EXERCISE INSTRUCTIONS: Across the material below, how many lines contain the word "PHÒNG"? Give only the number.

INPUT DATA:
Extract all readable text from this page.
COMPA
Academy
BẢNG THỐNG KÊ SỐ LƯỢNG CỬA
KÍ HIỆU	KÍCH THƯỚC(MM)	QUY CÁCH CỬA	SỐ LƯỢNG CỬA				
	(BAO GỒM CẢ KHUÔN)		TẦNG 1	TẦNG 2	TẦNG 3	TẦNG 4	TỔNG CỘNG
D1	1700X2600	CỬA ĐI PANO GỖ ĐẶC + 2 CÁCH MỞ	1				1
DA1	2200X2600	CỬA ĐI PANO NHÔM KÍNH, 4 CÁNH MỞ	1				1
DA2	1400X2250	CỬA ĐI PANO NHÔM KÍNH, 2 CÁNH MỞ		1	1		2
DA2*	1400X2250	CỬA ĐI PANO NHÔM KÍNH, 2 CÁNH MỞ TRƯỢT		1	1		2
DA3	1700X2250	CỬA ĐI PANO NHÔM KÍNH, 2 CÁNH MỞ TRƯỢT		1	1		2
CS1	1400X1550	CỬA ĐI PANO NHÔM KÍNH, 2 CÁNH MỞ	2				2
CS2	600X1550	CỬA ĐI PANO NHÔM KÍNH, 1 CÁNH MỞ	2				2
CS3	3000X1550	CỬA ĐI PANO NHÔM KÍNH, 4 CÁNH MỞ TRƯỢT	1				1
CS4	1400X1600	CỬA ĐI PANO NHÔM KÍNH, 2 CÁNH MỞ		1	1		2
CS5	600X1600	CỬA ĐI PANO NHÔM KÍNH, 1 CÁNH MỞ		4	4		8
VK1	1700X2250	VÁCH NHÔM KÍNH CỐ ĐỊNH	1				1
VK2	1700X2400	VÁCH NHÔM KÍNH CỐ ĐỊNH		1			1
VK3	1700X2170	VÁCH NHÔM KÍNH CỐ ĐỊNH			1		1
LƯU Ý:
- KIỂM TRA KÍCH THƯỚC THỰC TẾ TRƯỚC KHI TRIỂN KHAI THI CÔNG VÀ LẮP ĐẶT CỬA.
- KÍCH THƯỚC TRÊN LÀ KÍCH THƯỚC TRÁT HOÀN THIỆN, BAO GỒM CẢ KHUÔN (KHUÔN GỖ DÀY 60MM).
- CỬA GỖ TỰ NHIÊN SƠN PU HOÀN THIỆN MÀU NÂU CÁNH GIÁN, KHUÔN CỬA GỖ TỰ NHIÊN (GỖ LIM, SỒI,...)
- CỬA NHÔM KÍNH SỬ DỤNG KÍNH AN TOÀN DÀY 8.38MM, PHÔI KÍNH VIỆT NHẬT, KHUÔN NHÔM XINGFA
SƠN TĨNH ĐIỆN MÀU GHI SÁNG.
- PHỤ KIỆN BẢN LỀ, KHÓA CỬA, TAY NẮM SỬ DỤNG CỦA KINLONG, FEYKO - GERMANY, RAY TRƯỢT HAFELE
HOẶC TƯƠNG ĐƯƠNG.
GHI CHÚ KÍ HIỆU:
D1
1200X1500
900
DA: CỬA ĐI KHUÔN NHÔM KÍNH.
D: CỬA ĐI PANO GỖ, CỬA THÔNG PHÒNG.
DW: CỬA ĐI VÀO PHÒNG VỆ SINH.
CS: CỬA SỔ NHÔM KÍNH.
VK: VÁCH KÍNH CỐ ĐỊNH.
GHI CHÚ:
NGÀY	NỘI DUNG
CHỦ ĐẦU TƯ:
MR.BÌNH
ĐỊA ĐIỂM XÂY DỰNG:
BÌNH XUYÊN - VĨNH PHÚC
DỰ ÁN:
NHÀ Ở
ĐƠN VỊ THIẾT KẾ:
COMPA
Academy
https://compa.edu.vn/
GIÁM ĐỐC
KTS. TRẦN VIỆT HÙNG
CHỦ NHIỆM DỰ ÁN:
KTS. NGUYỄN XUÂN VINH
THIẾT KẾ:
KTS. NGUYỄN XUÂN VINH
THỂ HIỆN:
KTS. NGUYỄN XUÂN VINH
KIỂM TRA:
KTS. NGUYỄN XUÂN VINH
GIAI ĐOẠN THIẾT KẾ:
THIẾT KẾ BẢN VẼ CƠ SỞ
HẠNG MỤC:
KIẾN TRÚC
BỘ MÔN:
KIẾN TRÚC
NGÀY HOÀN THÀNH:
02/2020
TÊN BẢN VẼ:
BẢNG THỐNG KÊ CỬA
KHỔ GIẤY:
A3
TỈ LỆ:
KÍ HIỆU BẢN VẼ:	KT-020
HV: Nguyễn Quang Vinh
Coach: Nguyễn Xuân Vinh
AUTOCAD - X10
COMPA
--
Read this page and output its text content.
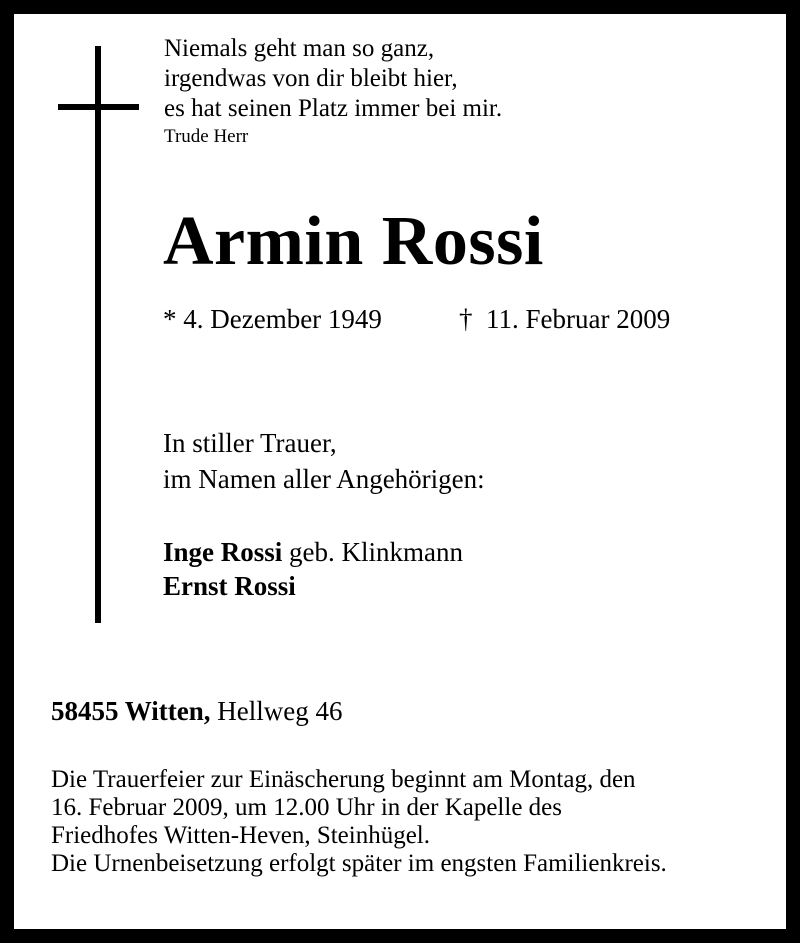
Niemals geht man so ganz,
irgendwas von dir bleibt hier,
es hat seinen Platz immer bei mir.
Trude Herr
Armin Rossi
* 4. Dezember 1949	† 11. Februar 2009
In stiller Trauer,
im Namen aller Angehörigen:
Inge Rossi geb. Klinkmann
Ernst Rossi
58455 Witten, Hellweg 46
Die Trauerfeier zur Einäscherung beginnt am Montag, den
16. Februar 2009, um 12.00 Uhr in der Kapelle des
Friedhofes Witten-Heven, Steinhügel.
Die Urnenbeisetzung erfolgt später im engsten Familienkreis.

SOLUTION TO THE EXERCISE: 2